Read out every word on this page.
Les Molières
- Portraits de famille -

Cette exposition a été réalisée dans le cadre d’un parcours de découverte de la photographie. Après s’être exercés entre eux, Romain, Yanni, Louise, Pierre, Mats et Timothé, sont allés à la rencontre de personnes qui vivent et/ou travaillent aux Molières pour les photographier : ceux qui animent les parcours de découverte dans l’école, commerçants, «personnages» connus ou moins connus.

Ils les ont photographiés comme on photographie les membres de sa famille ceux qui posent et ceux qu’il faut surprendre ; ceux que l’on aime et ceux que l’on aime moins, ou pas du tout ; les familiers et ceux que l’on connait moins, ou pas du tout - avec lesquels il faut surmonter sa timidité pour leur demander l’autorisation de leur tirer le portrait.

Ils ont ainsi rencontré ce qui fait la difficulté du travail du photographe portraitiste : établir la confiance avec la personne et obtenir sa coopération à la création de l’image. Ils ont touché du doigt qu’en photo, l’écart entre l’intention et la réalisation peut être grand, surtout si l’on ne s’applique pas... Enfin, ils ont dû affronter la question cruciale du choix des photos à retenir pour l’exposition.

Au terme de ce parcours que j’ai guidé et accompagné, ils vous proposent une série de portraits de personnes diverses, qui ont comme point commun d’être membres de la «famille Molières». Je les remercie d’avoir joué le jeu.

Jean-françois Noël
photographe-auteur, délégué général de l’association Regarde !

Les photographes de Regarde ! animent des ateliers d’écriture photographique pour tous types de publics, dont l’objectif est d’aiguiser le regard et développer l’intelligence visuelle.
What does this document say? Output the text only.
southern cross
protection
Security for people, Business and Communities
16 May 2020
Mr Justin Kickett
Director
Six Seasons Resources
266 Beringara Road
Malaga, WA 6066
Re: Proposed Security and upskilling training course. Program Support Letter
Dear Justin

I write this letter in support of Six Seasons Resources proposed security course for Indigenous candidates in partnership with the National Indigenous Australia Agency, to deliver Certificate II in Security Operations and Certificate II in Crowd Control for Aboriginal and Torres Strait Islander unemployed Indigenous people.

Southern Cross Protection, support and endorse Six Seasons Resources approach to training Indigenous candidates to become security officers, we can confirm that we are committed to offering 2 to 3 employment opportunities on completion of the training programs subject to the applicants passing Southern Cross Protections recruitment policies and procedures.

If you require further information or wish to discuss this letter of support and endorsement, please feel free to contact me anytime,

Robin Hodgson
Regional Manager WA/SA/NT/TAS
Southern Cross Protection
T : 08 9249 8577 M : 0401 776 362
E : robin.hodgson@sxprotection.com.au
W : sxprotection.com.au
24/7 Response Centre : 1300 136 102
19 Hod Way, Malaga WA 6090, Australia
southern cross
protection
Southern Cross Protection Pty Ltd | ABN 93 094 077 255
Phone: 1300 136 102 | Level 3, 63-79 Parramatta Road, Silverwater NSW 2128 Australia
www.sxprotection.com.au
-------------------------
- Task goal
Retype each record exactly, leaving nothing out.

- Response below
Read out every word on this page.
Les Molières
- Portraits de famille -

Cette exposition a été réalisée dans le cadre d’un parcours de découverte de la photographie. Après s’être exercés entre eux, Romain, Yanni, Louise, Pierre, Mats et Timothé, sont allés à la rencontre de personnes qui vivent et/ou travaillent aux Molières pour les photographier : ceux qui animent les parcours de découverte dans l’école, commerçants, «personnages» connus ou moins connus.

Ils les ont photographiés comme on photographie les membres de sa famille ceux qui posent et ceux qu’il faut surprendre ; ceux que l’on aime et ceux que l’on aime moins, ou pas du tout ; les familiers et ceux que l’on connait moins, ou pas du tout - avec lesquels il faut surmonter sa timidité pour leur demander l’autorisation de leur tirer le portrait.

Ils ont ainsi rencontré ce qui fait la difficulté du travail du photographe portraitiste : établir la confiance avec la personne et obtenir sa coopération à la création de l’image. Ils ont touché du doigt qu’en photo, l’écart entre l’intention et la réalisation peut être grand, surtout si l’on ne s’applique pas... Enfin, ils ont dû affronter la question cruciale du choix des photos à retenir pour l’exposition.

Au terme de ce parcours que j’ai guidé et accompagné, ils vous proposent une série de portraits de personnes diverses, qui ont comme point commun d’être membres de la «famille Molières». Je les remercie d’avoir joué le jeu.

Jean-françois Noël
photographe-auteur, délégué général de l’association Regarde !

Les photographes de Regarde ! animent des ateliers d’écriture photographique pour tous types de publics, dont l’objectif est d’aiguiser le regard et développer l’intelligence visuelle.
What does this document say? Output the text only.
southern cross
protection
Security for people, Business and Communities
16 May 2020
Mr Justin Kickett
Director
Six Seasons Resources
266 Beringara Road
Malaga, WA 6066
Re: Proposed Security and upskilling training course. Program Support Letter
Dear Justin

I write this letter in support of Six Seasons Resources proposed security course for Indigenous candidates in partnership with the National Indigenous Australia Agency, to deliver Certificate II in Security Operations and Certificate II in Crowd Control for Aboriginal and Torres Strait Islander unemployed Indigenous people.

Southern Cross Protection, support and endorse Six Seasons Resources approach to training Indigenous candidates to become security officers, we can confirm that we are committed to offering 2 to 3 employment opportunities on completion of the training programs subject to the applicants passing Southern Cross Protections recruitment policies and procedures.

If you require further information or wish to discuss this letter of support and endorsement, please feel free to contact me anytime,

Robin Hodgson
Regional Manager WA/SA/NT/TAS
Southern Cross Protection
T : 08 9249 8577 M : 0401 776 362
E : robin.hodgson@sxprotection.com.au
W : sxprotection.com.au
24/7 Response Centre : 1300 136 102
19 Hod Way, Malaga WA 6090, Australia
southern cross
protection
Southern Cross Protection Pty Ltd | ABN 93 094 077 255
Phone: 1300 136 102 | Level 3, 63-79 Parramatta Road, Silverwater NSW 2128 Australia
www.sxprotection.com.au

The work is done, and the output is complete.